[Task prompt]
Wherever the string "darkest" appears in a line, extract that line.

[Recorded data]
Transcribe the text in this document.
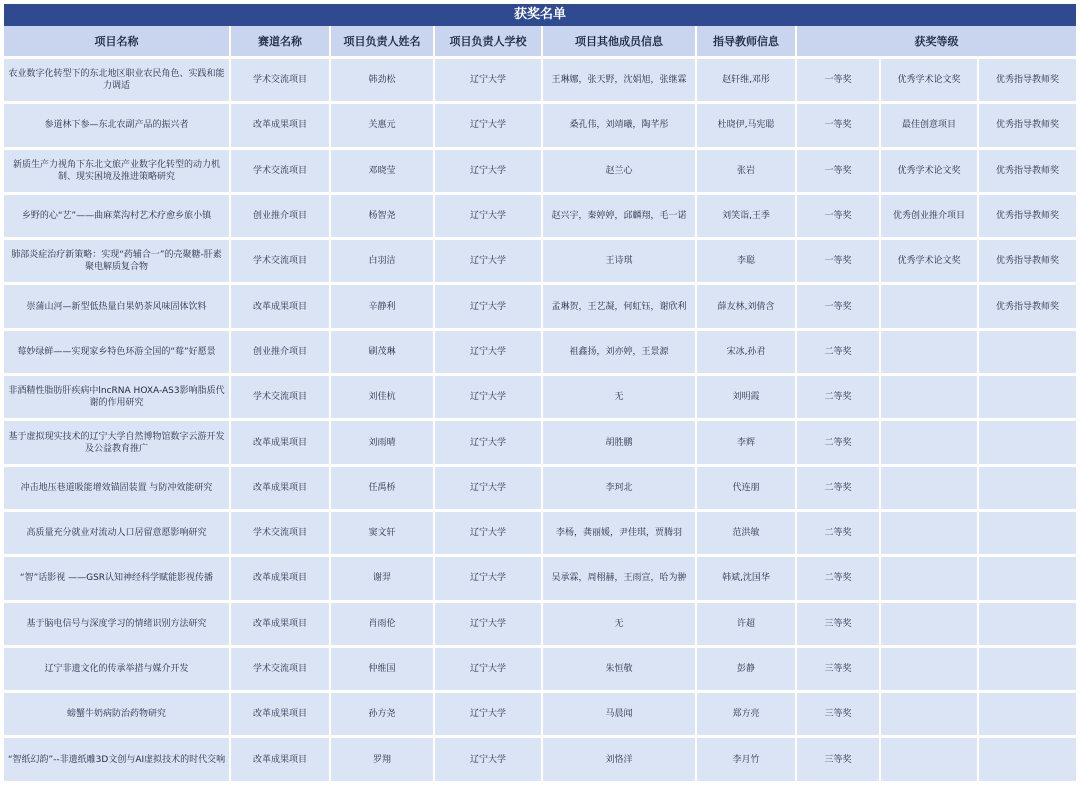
获奖名单
项目名称	赛道名称	项目负责人姓名	项目负责人学校	项目其他成员信息	指导教师信息	获奖等级		
农业数字化转型下的东北地区职业农民角色、实践和能力调适	学术交流项目	韩劲松	辽宁大学	王琳娜，张天野，沈娟旭，张继霖	赵轩维,邓彤	一等奖	优秀学术论文奖	优秀指导教师奖
参道林下参—东北农副产品的振兴者	改革成果项目	关惠元	辽宁大学	桑孔伟，刘靖曦，陶芊彤	杜晓伊,马宪聪	一等奖	最佳创意项目	优秀指导教师奖
新质生产力视角下东北文旅产业数字化转型的动力机制、现实困境及推进策略研究	学术交流项目	邓晓莹	辽宁大学	赵兰心	张岩	一等奖	优秀学术论文奖	优秀指导教师奖
乡野的心“艺”——曲麻菜沟村艺术疗愈乡旅小镇	创业推介项目	杨智尧	辽宁大学	赵兴宇，秦婷婷，邱麟翔，毛一诺	刘笑诣,王季	一等奖	优秀创业推介项目	优秀指导教师奖
肺部炎症治疗新策略：实现“药辅合一”的壳聚糖-肝素聚电解质复合物	学术交流项目	白羽洁	辽宁大学	王诗琪	李聪	一等奖	优秀学术论文奖	优秀指导教师奖
崇蒲山河—新型低热量白果奶茶风味固体饮料	改革成果项目	辛静利	辽宁大学	孟琳贺，王艺凝，何虹钰，谢欣利	薛友林,刘倩含	一等奖		优秀指导教师奖
莓妙绿鲜——实现家乡特色环游全国的“莓”好愿景	创业推介项目	刷茂琳	辽宁大学	祖鑫扬，刘亦婷，王景源	宋冰,孙君	二等奖		
非酒精性脂肪肝疾病中lncRNA HOXA-AS3影响脂质代谢的作用研究	学术交流项目	刘佳杭	辽宁大学	无	刘明霞	二等奖		
基于虚拟现实技术的辽宁大学自然博物馆数字云游开发及公益教育推广	改革成果项目	刘雨晴	辽宁大学	胡胜鹏	李辉	二等奖		
冲击地压巷道吸能增效锚固装置 与防冲效能研究	改革成果项目	任禹桥	辽宁大学	李珂北	代连朋	二等奖		
高质量充分就业对流动人口居留意愿影响研究	学术交流项目	窦文轩	辽宁大学	李杨，龚丽媛，尹佳琪，贾腾羽	范洪敏	二等奖		
“智”话影视 ——GSR认知神经科学赋能影视传播	改革成果项目	谢羿	辽宁大学	吴承霖，周栩赫，王雨宣，哈为翀	韩斌,沈国华	二等奖		
基于脑电信号与深度学习的情绪识别方法研究	改革成果项目	肖雨伦	辽宁大学	无	许超	三等奖		
辽宁非遗文化的传承举措与媒介开发	学术交流项目	仲维国	辽宁大学	朱恒敬	彭静	三等奖		
螃蟹牛奶病防治药物研究	改革成果项目	孙方尧	辽宁大学	马晨闻	郑方亮	三等奖		
“智纸幻韵”--非遗纸雕3D文创与AI虚拟技术的时代交响	改革成果项目	罗翔	辽宁大学	刘恪洋	李月竹	三等奖		
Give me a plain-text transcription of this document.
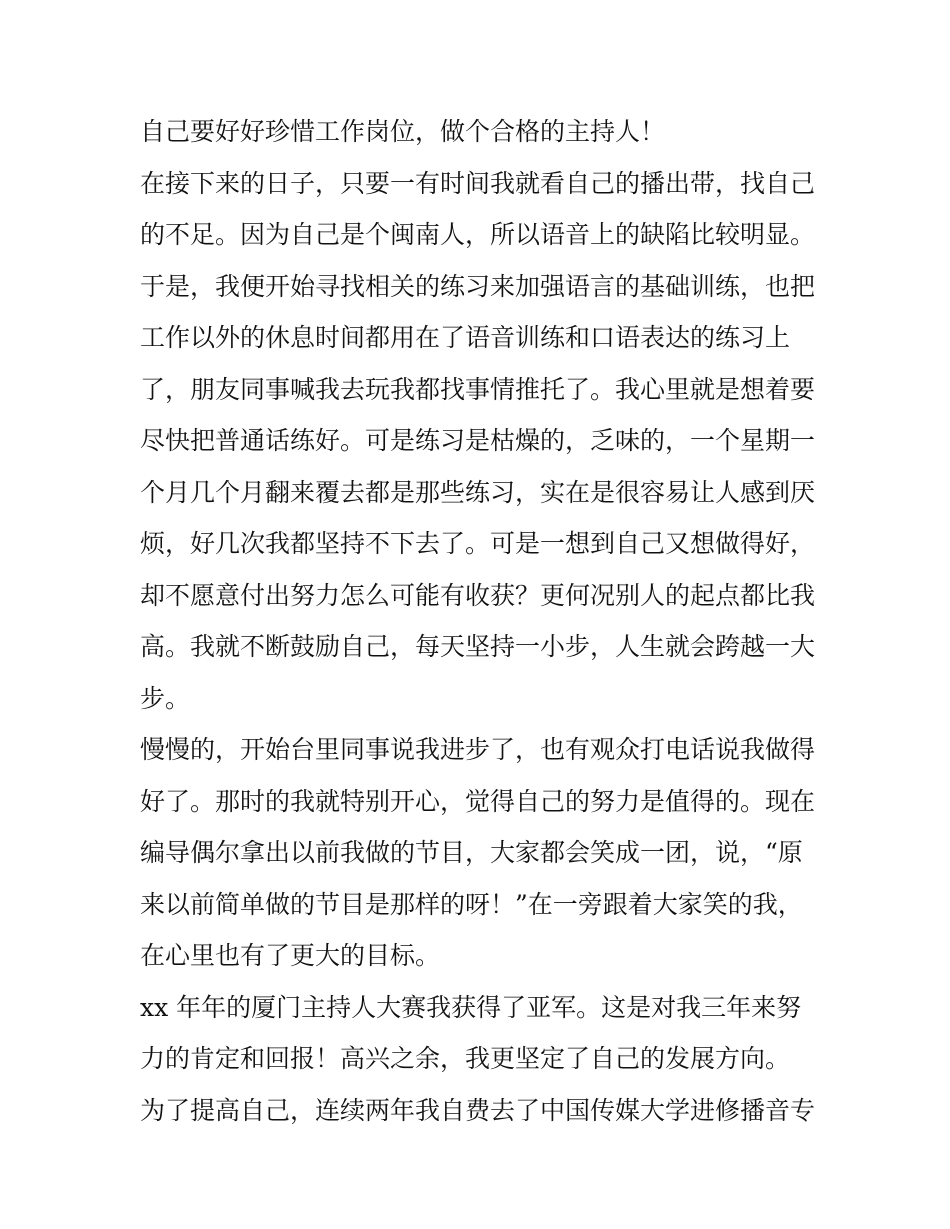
自己要好好珍惜工作岗位，做个合格的主持人！
在接下来的日子，只要一有时间我就看自己的播出带，找自己
的不足。因为自己是个闽南人，所以语音上的缺陷比较明显。
于是，我便开始寻找相关的练习来加强语言的基础训练，也把
工作以外的休息时间都用在了语音训练和口语表达的练习上
了，朋友同事喊我去玩我都找事情推托了。我心里就是想着要
尽快把普通话练好。可是练习是枯燥的，乏味的，一个星期一
个月几个月翻来覆去都是那些练习，实在是很容易让人感到厌
烦，好几次我都坚持不下去了。可是一想到自己又想做得好，
却不愿意付出努力怎么可能有收获？更何况别人的起点都比我
高。我就不断鼓励自己，每天坚持一小步，人生就会跨越一大
步。
慢慢的，开始台里同事说我进步了，也有观众打电话说我做得
好了。那时的我就特别开心，觉得自己的努力是值得的。现在
编导偶尔拿出以前我做的节目，大家都会笑成一团，说，“原
来以前简单做的节目是那样的呀！”在一旁跟着大家笑的我，
在心里也有了更大的目标。
xx 年年的厦门主持人大赛我获得了亚军。这是对我三年来努
力的肯定和回报！高兴之余，我更坚定了自己的发展方向。
为了提高自己，连续两年我自费去了中国传媒大学进修播音专
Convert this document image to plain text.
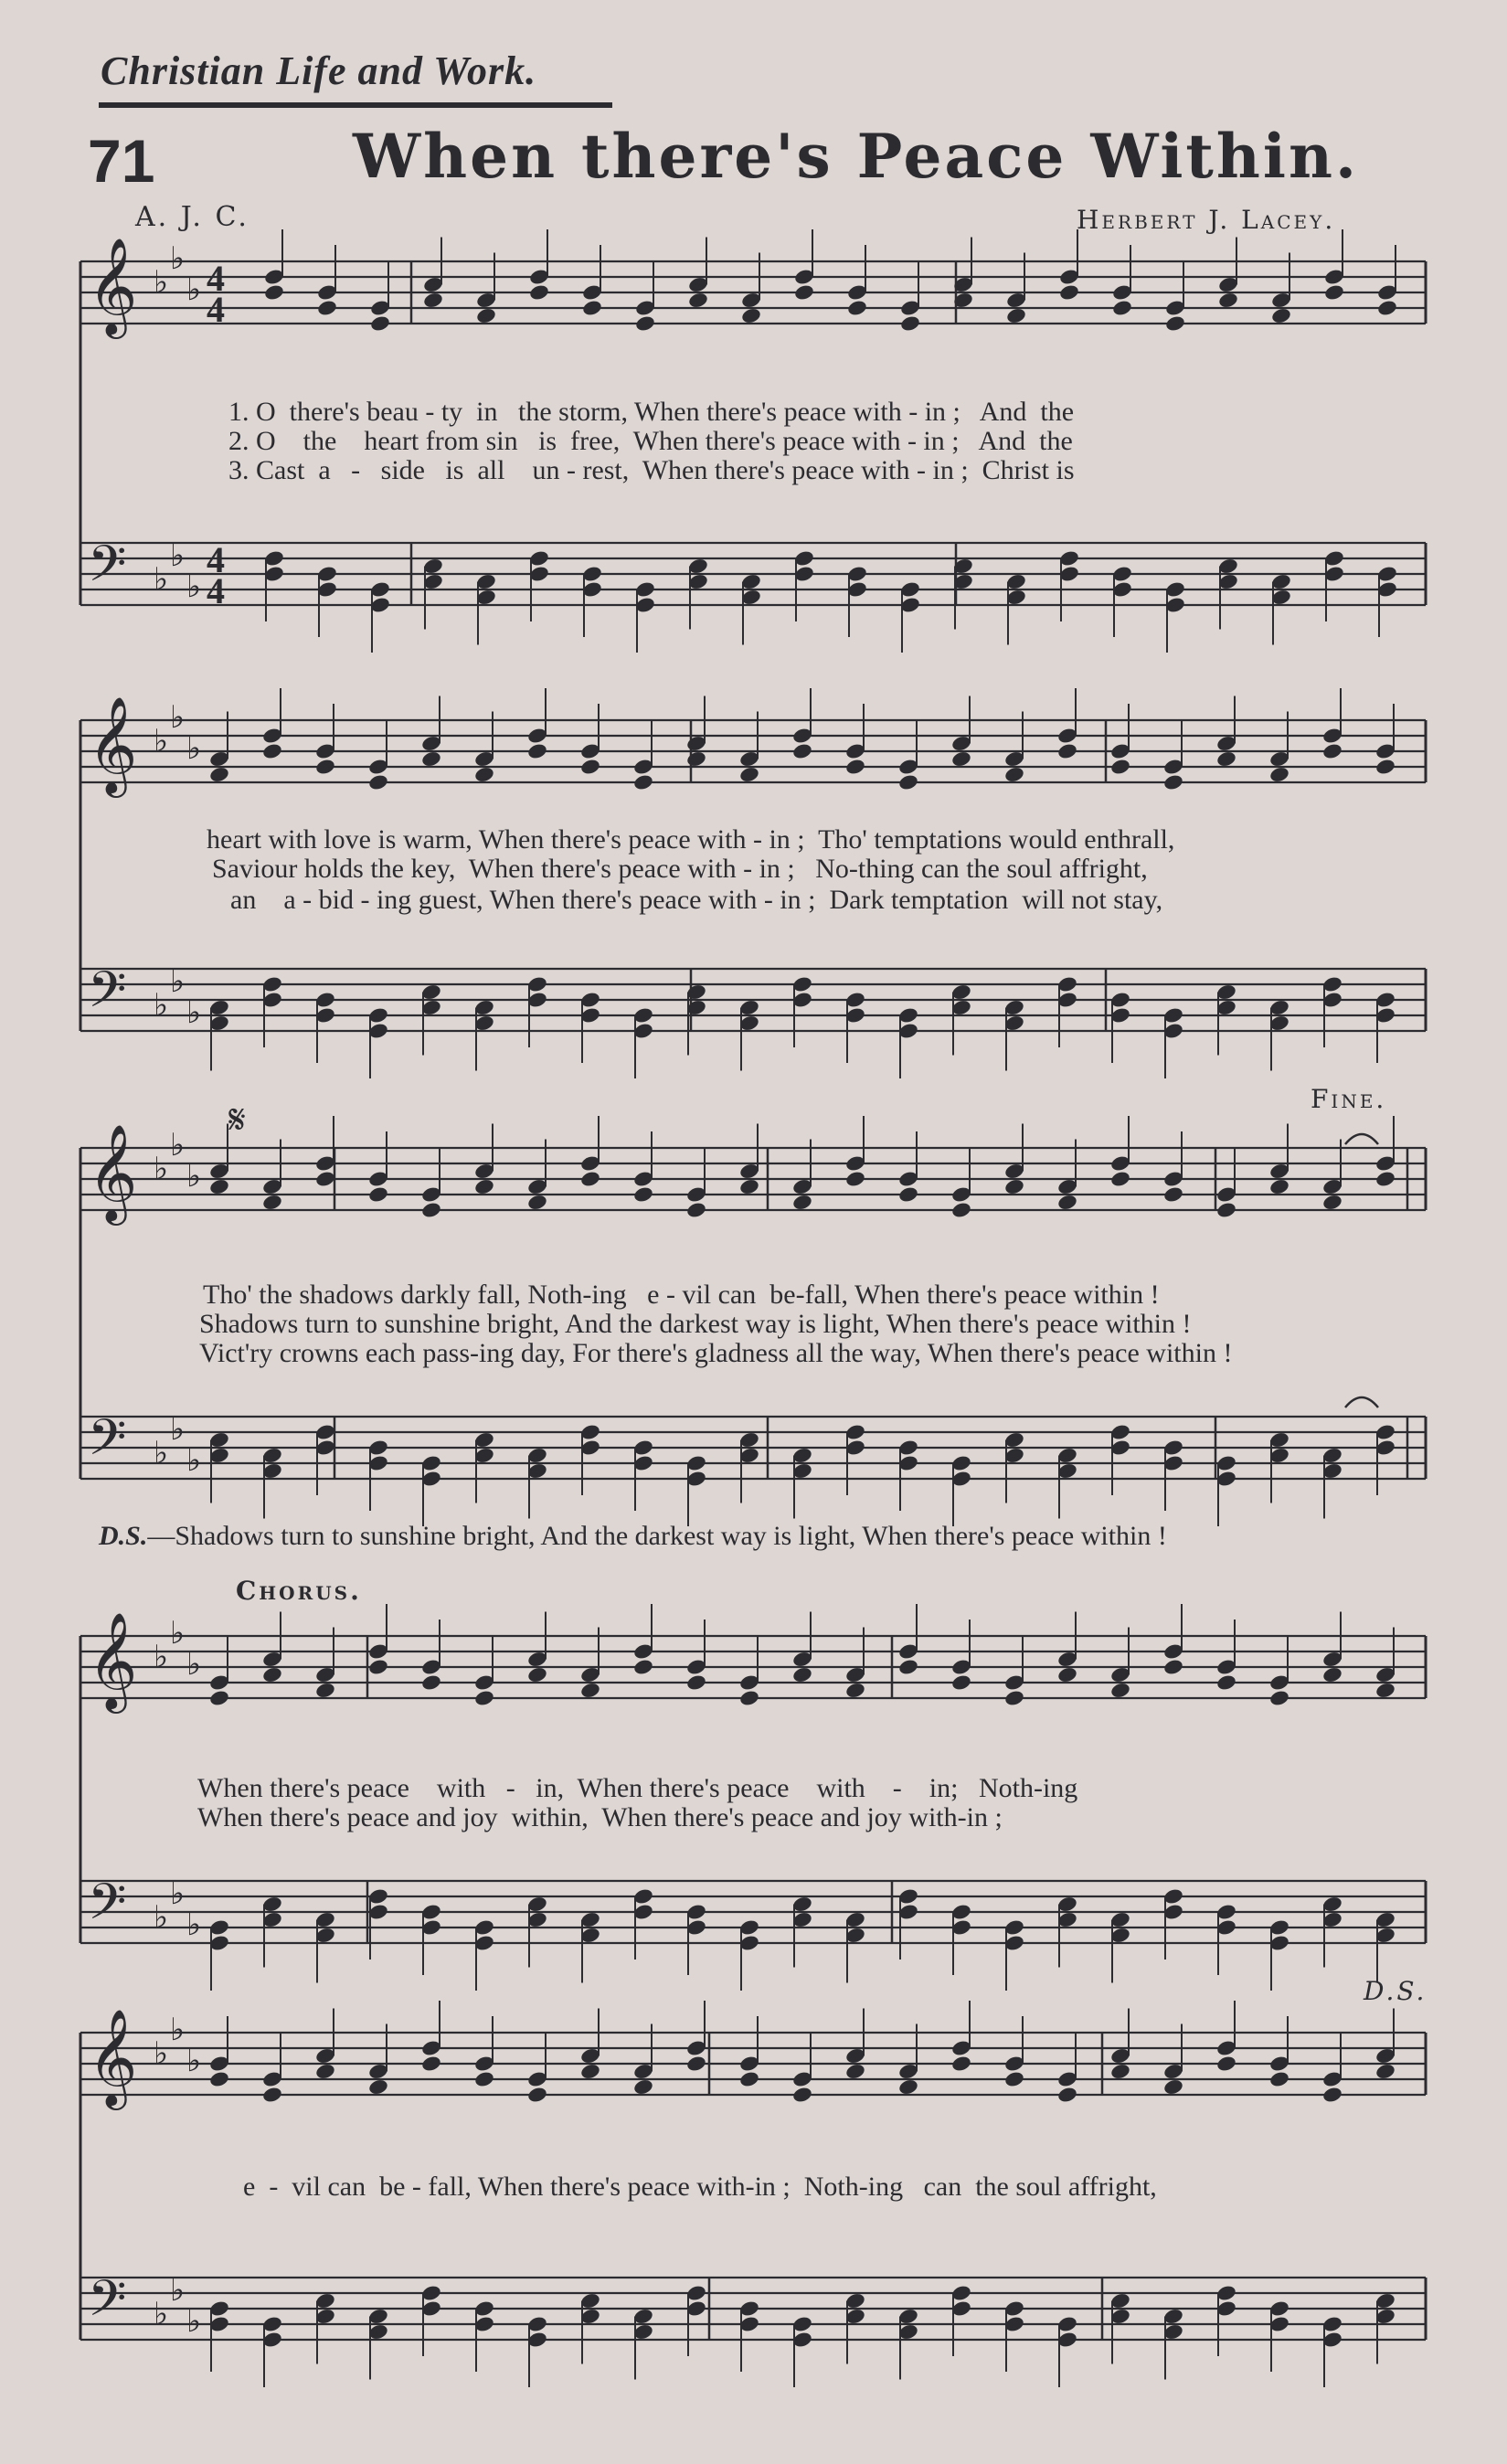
Christian Life and Work.
71	When there's Peace Within.
A. J. C.	Herbert J. Lacey.
𝄞 ♭
♭
♭
𝄢 ♭
♭
♭
𝄞 ♭
♭
♭
𝄢 ♭
♭
♭
𝄞 ♭
♭
♭
𝄢 ♭
♭
♭
𝄞 ♭
♭
♭
𝄢 ♭
♭
♭
𝄞 ♭
♭
♭
𝄢 ♭
♭
♭
4
4
4
4
Fine.
𝄋
Chorus.
D.S.
1. O  there's beau - ty  in   the storm, When there's peace with - in ;   And  the
2. O    the    heart from sin   is  free,  When there's peace with - in ;   And  the
3. Cast  a   -   side   is  all    un - rest,  When there's peace with - in ;  Christ is
heart with love is warm, When there's peace with - in ;  Tho' temptations would enthrall,
Saviour holds the key,  When there's peace with - in ;   No-thing can the soul affright,
an    a - bid - ing guest, When there's peace with - in ;  Dark temptation  will not stay,
Tho' the shadows darkly fall, Noth-ing   e - vil can  be-fall, When there's peace within !
Shadows turn to sunshine bright, And the darkest way is light, When there's peace within !
Vict'ry crowns each pass-ing day, For there's gladness all the way, When there's peace within !
D.S.—Shadows turn to sunshine bright, And the darkest way is light, When there's peace within !
When there's peace    with   -   in,  When there's peace    with    -    in;   Noth-ing
When there's peace and joy  within,  When there's peace and joy with-in ;
e  -  vil can  be - fall, When there's peace with-in ;  Noth-ing   can  the soul affright,
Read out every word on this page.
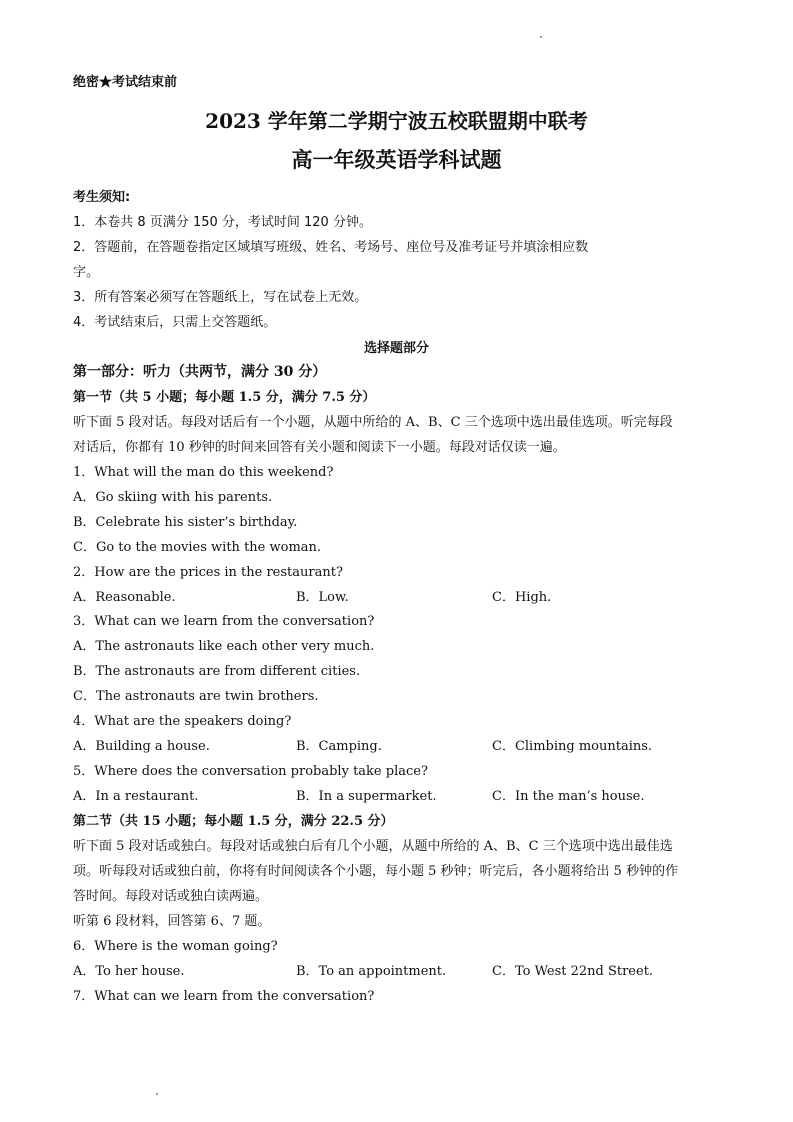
绝密★考试结束前
2023 学年第二学期宁波五校联盟期中联考
高一年级英语学科试题
考生须知:
1．本卷共 8 页满分 150 分，考试时间 120 分钟。
2．答题前，在答题卷指定区域填写班级、姓名、考场号、座位号及准考证号并填涂相应数
字。
3．所有答案必须写在答题纸上，写在试卷上无效。
4．考试结束后，只需上交答题纸。
选择题部分
第一部分：听力（共两节，满分 30 分）
第一节（共 5 小题；每小题 1.5 分，满分 7.5 分）
听下面 5 段对话。每段对话后有一个小题，从题中所给的 A、B、C 三个选项中选出最佳选项。听完每段
对话后，你都有 10 秒钟的时间来回答有关小题和阅读下一小题。每段对话仅读一遍。
1．What will the man do this weekend?
A．Go skiing with his parents.
B．Celebrate his sister’s birthday.
C．Go to the movies with the woman.
2．How are the prices in the restaurant?
A．Reasonable.	B．Low.	C．High.
3．What can we learn from the conversation?
A．The astronauts like each other very much.
B．The astronauts are from different cities.
C．The astronauts are twin brothers.
4．What are the speakers doing?
A．Building a house.	B．Camping.	C．Climbing mountains.
5．Where does the conversation probably take place?
A．In a restaurant.	B．In a supermarket.	C．In the man’s house.
第二节（共 15 小题；每小题 1.5 分，满分 22.5 分）
听下面 5 段对话或独白。每段对话或独白后有几个小题，从题中所给的 A、B、C 三个选项中选出最佳选
项。听每段对话或独白前，你将有时间阅读各个小题，每小题 5 秒钟；听完后，各小题将给出 5 秒钟的作
答时间。每段对话或独白读两遍。
听第 6 段材料，回答第 6、7 题。
6．Where is the woman going?
A．To her house.	B．To an appointment.	C．To West 22nd Street.
7．What can we learn from the conversation?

[The reply]
Shadows turn to sunshine bright, And the darkest way is light, When there's peace within !
D.S.—Shadows turn to sunshine bright, And the darkest way is light, When there's peace within !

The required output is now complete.